#### [Aim of the task]
Set down each line of the data below exactly as it stands, dropping the pictures.

┌──

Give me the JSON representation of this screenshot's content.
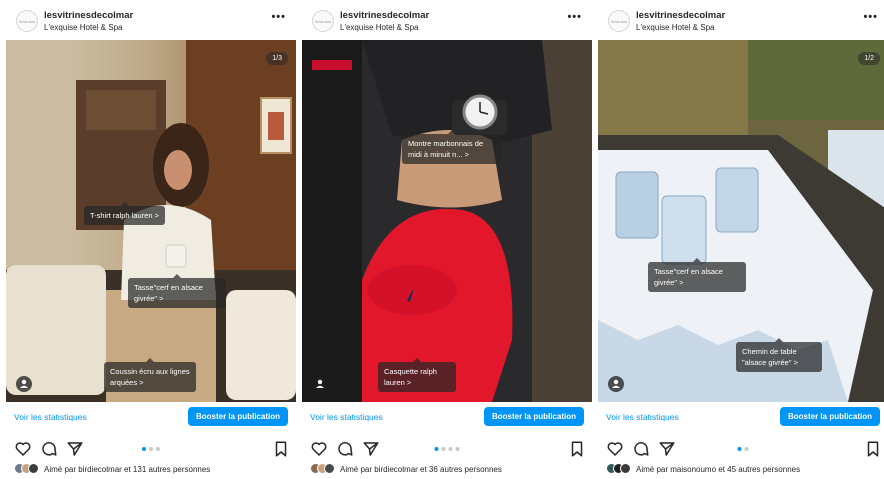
{
  "posts": [
    {
      "username": "lesvitrinesdecolmar",
      "location": "L'exquise Hotel & Spa",
      "avatar_text": "lesvitrines",
      "counter": "1/3",
      "tags": [
        {
          "text": "T-shirt ralph lauren >"
        },
        {
          "text": "Tasse\"cerf en alsace givrée\" >"
        },
        {
          "text": "Coussin écru aux lignes arquées >"
        }
      ],
      "stats_link": "Voir les statistiques",
      "boost_label": "Booster la publication",
      "likes_text": "Aimé par birdiecolmar et 131 autres personnes",
      "dots_count": 3,
      "active_dot": 0,
      "avatar_colors": [
        "#6b7a8c",
        "#c9a27c",
        "#3e3e3e"
      ]
    },
    {
      "username": "lesvitrinesdecolmar",
      "location": "L'exquise Hotel & Spa",
      "avatar_text": "lesvitrines",
      "counter": "",
      "tags": [
        {
          "text": "Montre marbonnais de midi à minuit n... >"
        },
        {
          "text": "Casquette ralph lauren >"
        }
      ],
      "stats_link": "Voir les statistiques",
      "boost_label": "Booster la publication",
      "likes_text": "Aimé par birdiecolmar et 36 autres personnes",
      "dots_count": 4,
      "active_dot": 0,
      "avatar_colors": [
        "#8a6a52",
        "#c9a27c",
        "#4a4a4a"
      ]
    },
    {
      "username": "lesvitrinesdecolmar",
      "location": "L'exquise Hotel & Spa",
      "avatar_text": "lesvitrines",
      "counter": "1/2",
      "tags": [
        {
          "text": "Tasse\"cerf en alsace givrée\" >"
        },
        {
          "text": "Chemin de table \"alsace givrée\" >"
        }
      ],
      "stats_link": "Voir les statistiques",
      "boost_label": "Booster la publication",
      "likes_text": "Aimé par maisonoumo et 45 autres personnes",
      "dots_count": 2,
      "active_dot": 0,
      "avatar_colors": [
        "#2f5b5b",
        "#222222",
        "#3a3a3a"
      ]
    }
  ],
  "icons": {
    "like": "heart-icon",
    "comment": "comment-icon",
    "share": "send-icon",
    "save": "bookmark-icon",
    "tagged_people": "person-icon"
  },
  "colors": {
    "accent": "#0095f6",
    "text": "#262626"
  }
}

└──

#### [Solution to the problem]
Give me the JSON representation of this screenshot's content.
{
  "posts": [
    {
      "username": "lesvitrinesdecolmar",
      "location": "L'exquise Hotel & Spa",
      "avatar_text": "lesvitrines",
      "counter": "1/3",
      "tags": [
        {
          "text": "T-shirt ralph lauren >"
        },
        {
          "text": "Tasse\"cerf en alsace givrée\" >"
        },
        {
          "text": "Coussin écru aux lignes arquées >"
        }
      ],
      "stats_link": "Voir les statistiques",
      "boost_label": "Booster la publication",
      "likes_text": "Aimé par birdiecolmar et 131 autres personnes",
      "dots_count": 3,
      "active_dot": 0,
      "avatar_colors": [
        "#6b7a8c",
        "#c9a27c",
        "#3e3e3e"
      ]
    },
    {
      "username": "lesvitrinesdecolmar",
      "location": "L'exquise Hotel & Spa",
      "avatar_text": "lesvitrines",
      "counter": "",
      "tags": [
        {
          "text": "Montre marbonnais de midi à minuit n... >"
        },
        {
          "text": "Casquette ralph lauren >"
        }
      ],
      "stats_link": "Voir les statistiques",
      "boost_label": "Booster la publication",
      "likes_text": "Aimé par birdiecolmar et 36 autres personnes",
      "dots_count": 4,
      "active_dot": 0,
      "avatar_colors": [
        "#8a6a52",
        "#c9a27c",
        "#4a4a4a"
      ]
    },
    {
      "username": "lesvitrinesdecolmar",
      "location": "L'exquise Hotel & Spa",
      "avatar_text": "lesvitrines",
      "counter": "1/2",
      "tags": [
        {
          "text": "Tasse\"cerf en alsace givrée\" >"
        },
        {
          "text": "Chemin de table \"alsace givrée\" >"
        }
      ],
      "stats_link": "Voir les statistiques",
      "boost_label": "Booster la publication",
      "likes_text": "Aimé par maisonoumo et 45 autres personnes",
      "dots_count": 2,
      "active_dot": 0,
      "avatar_colors": [
        "#2f5b5b",
        "#222222",
        "#3a3a3a"
      ]
    }
  ],
  "icons": {
    "like": "heart-icon",
    "comment": "comment-icon",
    "share": "send-icon",
    "save": "bookmark-icon",
    "tagged_people": "person-icon"
  },
  "colors": {
    "accent": "#0095f6",
    "text": "#262626"
  }
}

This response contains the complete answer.